WHAT IS EXPECTED: Restate, word for word, every line of the data.
--- start RAW DATA ---
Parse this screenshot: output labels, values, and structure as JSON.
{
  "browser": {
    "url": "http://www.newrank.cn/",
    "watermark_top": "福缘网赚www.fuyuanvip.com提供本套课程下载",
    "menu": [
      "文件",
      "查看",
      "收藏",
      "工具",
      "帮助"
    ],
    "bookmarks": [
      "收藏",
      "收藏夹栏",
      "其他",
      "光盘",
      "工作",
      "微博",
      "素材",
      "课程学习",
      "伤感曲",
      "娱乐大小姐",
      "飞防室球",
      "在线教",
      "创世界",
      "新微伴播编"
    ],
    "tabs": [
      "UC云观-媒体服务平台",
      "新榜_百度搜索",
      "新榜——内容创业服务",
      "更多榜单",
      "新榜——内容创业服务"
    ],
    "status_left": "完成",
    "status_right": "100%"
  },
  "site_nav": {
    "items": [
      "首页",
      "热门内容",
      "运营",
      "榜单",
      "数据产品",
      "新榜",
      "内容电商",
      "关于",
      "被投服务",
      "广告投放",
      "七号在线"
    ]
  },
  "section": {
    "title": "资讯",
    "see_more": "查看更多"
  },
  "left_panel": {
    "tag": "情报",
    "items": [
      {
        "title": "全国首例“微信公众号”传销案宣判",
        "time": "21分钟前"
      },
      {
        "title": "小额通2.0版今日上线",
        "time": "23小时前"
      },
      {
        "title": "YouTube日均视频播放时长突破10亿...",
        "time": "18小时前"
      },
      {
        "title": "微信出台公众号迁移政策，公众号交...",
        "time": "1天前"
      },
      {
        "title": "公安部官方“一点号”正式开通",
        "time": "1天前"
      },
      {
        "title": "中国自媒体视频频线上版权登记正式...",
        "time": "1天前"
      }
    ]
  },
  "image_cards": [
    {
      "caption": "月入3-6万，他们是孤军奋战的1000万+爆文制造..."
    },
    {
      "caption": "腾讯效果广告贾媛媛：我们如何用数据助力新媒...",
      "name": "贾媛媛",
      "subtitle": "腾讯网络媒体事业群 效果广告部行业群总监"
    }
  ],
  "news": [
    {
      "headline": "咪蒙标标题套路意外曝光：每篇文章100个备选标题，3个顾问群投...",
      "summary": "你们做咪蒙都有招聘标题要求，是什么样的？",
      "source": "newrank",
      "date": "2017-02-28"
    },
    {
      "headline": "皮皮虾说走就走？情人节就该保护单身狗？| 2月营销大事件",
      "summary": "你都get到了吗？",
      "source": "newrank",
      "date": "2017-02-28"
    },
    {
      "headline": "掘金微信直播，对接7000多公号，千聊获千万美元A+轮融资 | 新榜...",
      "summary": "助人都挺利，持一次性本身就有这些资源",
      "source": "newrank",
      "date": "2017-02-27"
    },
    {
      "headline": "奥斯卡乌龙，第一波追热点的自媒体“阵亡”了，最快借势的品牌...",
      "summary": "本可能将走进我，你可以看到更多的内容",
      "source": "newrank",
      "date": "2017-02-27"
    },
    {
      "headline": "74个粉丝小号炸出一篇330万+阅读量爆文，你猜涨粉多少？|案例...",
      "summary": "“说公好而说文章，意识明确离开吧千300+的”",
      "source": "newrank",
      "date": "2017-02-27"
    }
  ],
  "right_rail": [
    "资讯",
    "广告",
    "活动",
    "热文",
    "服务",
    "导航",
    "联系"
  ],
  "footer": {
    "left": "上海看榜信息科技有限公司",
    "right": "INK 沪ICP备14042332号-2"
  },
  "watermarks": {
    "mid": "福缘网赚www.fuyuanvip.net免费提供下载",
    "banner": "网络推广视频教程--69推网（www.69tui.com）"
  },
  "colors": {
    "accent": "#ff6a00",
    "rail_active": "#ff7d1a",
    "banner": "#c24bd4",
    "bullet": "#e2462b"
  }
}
--- end RAW DATA ---
SOLUTION TO THE PROBLEM:
Parse this screenshot: output labels, values, and structure as JSON.
{
  "browser": {
    "url": "http://www.newrank.cn/",
    "watermark_top": "福缘网赚www.fuyuanvip.com提供本套课程下载",
    "menu": [
      "文件",
      "查看",
      "收藏",
      "工具",
      "帮助"
    ],
    "bookmarks": [
      "收藏",
      "收藏夹栏",
      "其他",
      "光盘",
      "工作",
      "微博",
      "素材",
      "课程学习",
      "伤感曲",
      "娱乐大小姐",
      "飞防室球",
      "在线教",
      "创世界",
      "新微伴播编"
    ],
    "tabs": [
      "UC云观-媒体服务平台",
      "新榜_百度搜索",
      "新榜——内容创业服务",
      "更多榜单",
      "新榜——内容创业服务"
    ],
    "status_left": "完成",
    "status_right": "100%"
  },
  "site_nav": {
    "items": [
      "首页",
      "热门内容",
      "运营",
      "榜单",
      "数据产品",
      "新榜",
      "内容电商",
      "关于",
      "被投服务",
      "广告投放",
      "七号在线"
    ]
  },
  "section": {
    "title": "资讯",
    "see_more": "查看更多"
  },
  "left_panel": {
    "tag": "情报",
    "items": [
      {
        "title": "全国首例“微信公众号”传销案宣判",
        "time": "21分钟前"
      },
      {
        "title": "小额通2.0版今日上线",
        "time": "23小时前"
      },
      {
        "title": "YouTube日均视频播放时长突破10亿...",
        "time": "18小时前"
      },
      {
        "title": "微信出台公众号迁移政策，公众号交...",
        "time": "1天前"
      },
      {
        "title": "公安部官方“一点号”正式开通",
        "time": "1天前"
      },
      {
        "title": "中国自媒体视频频线上版权登记正式...",
        "time": "1天前"
      }
    ]
  },
  "image_cards": [
    {
      "caption": "月入3-6万，他们是孤军奋战的1000万+爆文制造..."
    },
    {
      "caption": "腾讯效果广告贾媛媛：我们如何用数据助力新媒...",
      "name": "贾媛媛",
      "subtitle": "腾讯网络媒体事业群 效果广告部行业群总监"
    }
  ],
  "news": [
    {
      "headline": "咪蒙标标题套路意外曝光：每篇文章100个备选标题，3个顾问群投...",
      "summary": "你们做咪蒙都有招聘标题要求，是什么样的？",
      "source": "newrank",
      "date": "2017-02-28"
    },
    {
      "headline": "皮皮虾说走就走？情人节就该保护单身狗？| 2月营销大事件",
      "summary": "你都get到了吗？",
      "source": "newrank",
      "date": "2017-02-28"
    },
    {
      "headline": "掘金微信直播，对接7000多公号，千聊获千万美元A+轮融资 | 新榜...",
      "summary": "助人都挺利，持一次性本身就有这些资源",
      "source": "newrank",
      "date": "2017-02-27"
    },
    {
      "headline": "奥斯卡乌龙，第一波追热点的自媒体“阵亡”了，最快借势的品牌...",
      "summary": "本可能将走进我，你可以看到更多的内容",
      "source": "newrank",
      "date": "2017-02-27"
    },
    {
      "headline": "74个粉丝小号炸出一篇330万+阅读量爆文，你猜涨粉多少？|案例...",
      "summary": "“说公好而说文章，意识明确离开吧千300+的”",
      "source": "newrank",
      "date": "2017-02-27"
    }
  ],
  "right_rail": [
    "资讯",
    "广告",
    "活动",
    "热文",
    "服务",
    "导航",
    "联系"
  ],
  "footer": {
    "left": "上海看榜信息科技有限公司",
    "right": "INK 沪ICP备14042332号-2"
  },
  "watermarks": {
    "mid": "福缘网赚www.fuyuanvip.net免费提供下载",
    "banner": "网络推广视频教程--69推网（www.69tui.com）"
  },
  "colors": {
    "accent": "#ff6a00",
    "rail_active": "#ff7d1a",
    "banner": "#c24bd4",
    "bullet": "#e2462b"
  }
}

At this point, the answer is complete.